課題一覧:
1. 漢方症例集についての文で、筆者が初学者に勧める症例集は何か。
2. 漢方症例集についての文の、「漢方をある程度始めると漢方症」から「の意図が分かるようになった。」までをそのまま書き写せ。
3. 漢方症例集についての文に名前が出てくる人物をすべて挙げよ。

ページ抜粋:
....
漢方をある程度始めると漢方症例集を読みたくなる。しかし大塚敬節は初心者のころ漢方症例集ばかり読んでいると上達しないと警告している。私もそう思うが、症例集は使い方だと思う。決してこの病名にはこの漢方のような発想を持たないという事である。いわゆる「異病同治」「同病異治」という事になると思う。私が勧めるあくまで初学者への症例集は
使ってみようこんな時に漢方薬 三潴忠道編 シービーアール社
である。西洋医学しか学んでこなかった者にも丁寧な症例集で診療の流れがある程度つかめる。これを読んで自分の知識を整理したら良いと思う。いずれ『症例による漢方治療の実際』(松田邦夫)や『漢方診療三十年』(大塚敬節)は読むことになると思う。繰り返しになるが、症例集にある回答が正しいわけではない。病名から漢方薬を選択するという癖を絶対につけないことである。浅田宗伯の『勿誤薬室方函口訣』もイロハ順に方剤が並んでおり、初学者には非常に使いづらい。しかしこれは、全ての方剤の方意に先入観を持たせないための配慮だといわれている。最近になって私もやっとその浅田宗伯の意図が分かるようになった。
....
[ページレイアウト解析データ]
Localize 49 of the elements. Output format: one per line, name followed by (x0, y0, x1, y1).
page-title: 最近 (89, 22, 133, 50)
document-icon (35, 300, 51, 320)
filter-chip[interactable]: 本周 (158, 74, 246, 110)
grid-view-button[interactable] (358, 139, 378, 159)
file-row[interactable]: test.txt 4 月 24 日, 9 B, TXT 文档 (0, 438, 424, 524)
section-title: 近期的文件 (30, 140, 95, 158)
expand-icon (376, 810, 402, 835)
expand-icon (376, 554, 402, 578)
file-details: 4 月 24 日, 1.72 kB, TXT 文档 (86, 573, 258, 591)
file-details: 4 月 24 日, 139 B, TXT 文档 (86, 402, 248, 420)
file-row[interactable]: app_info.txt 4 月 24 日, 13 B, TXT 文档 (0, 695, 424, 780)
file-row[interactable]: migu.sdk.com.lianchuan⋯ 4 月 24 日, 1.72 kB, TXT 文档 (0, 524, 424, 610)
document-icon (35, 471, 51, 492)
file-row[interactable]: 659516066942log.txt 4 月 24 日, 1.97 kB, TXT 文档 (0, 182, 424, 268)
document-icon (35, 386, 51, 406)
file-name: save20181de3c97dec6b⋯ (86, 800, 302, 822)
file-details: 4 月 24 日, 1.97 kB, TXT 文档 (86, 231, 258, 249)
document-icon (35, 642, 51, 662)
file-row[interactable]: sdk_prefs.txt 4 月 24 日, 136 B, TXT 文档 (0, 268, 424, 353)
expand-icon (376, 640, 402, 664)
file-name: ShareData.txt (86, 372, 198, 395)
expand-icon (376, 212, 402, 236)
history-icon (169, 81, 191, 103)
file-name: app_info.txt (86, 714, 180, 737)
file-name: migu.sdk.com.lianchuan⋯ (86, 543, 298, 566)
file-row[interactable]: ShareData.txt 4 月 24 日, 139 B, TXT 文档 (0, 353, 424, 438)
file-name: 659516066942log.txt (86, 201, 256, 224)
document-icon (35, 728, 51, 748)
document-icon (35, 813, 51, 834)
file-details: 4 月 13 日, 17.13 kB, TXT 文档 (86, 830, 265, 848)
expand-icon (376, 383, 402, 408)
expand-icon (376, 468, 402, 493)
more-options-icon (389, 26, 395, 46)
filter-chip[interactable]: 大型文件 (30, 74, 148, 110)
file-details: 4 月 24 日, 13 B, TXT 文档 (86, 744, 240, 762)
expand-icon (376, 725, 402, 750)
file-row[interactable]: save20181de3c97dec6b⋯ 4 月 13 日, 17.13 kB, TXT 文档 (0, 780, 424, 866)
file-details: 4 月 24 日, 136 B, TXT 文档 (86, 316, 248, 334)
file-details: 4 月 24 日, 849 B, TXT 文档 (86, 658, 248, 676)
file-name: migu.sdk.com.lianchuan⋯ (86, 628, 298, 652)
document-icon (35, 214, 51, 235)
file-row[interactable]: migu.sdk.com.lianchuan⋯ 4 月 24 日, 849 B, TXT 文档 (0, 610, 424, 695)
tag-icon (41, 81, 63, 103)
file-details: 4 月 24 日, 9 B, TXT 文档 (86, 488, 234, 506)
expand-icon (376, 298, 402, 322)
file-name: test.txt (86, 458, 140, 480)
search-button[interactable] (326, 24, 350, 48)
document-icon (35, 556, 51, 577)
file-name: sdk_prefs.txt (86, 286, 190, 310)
....
課題の解答:
1. 三潴忠道編『使ってみようこんな時に漢方薬』(シービーアール社)である。

2.
漢方をある程度始めると漢方症例集を読みたくなる。しかし大塚敬節は初心者のころ漢方症例集ばかり読んでいると上達しないと警告している。私もそう思うが、症例集は使い方だと思う。決してこの病名にはこの漢方のような発想を持たないという事である。いわゆる「異病同治」「同病異治」という事になると思う。私が勧めるあくまで初学者への症例集は
使ってみようこんな時に漢方薬 三潴忠道編 シービーアール社
である。西洋医学しか学んでこなかった者にも丁寧な症例集で診療の流れがある程度つかめる。これを読んで自分の知識を整理したら良いと思う。いずれ『症例による漢方治療の実際』(松田邦夫)や『漢方診療三十年』(大塚敬節)は読むことになると思う。繰り返しになるが、症例集にある回答が正しいわけではない。病名から漢方薬を選択するという癖を絶対につけないことである。浅田宗伯の『勿誤薬室方函口訣』もイロハ順に方剤が並んでおり、初学者には非常に使いづらい。しかしこれは、全ての方剤の方意に先入観を持たせないための配慮だといわれている。最近になって私もやっとその浅田宗伯の意図が分かるようになった。

3. 大塚敬節、三潴忠道、松田邦夫、浅田宗伯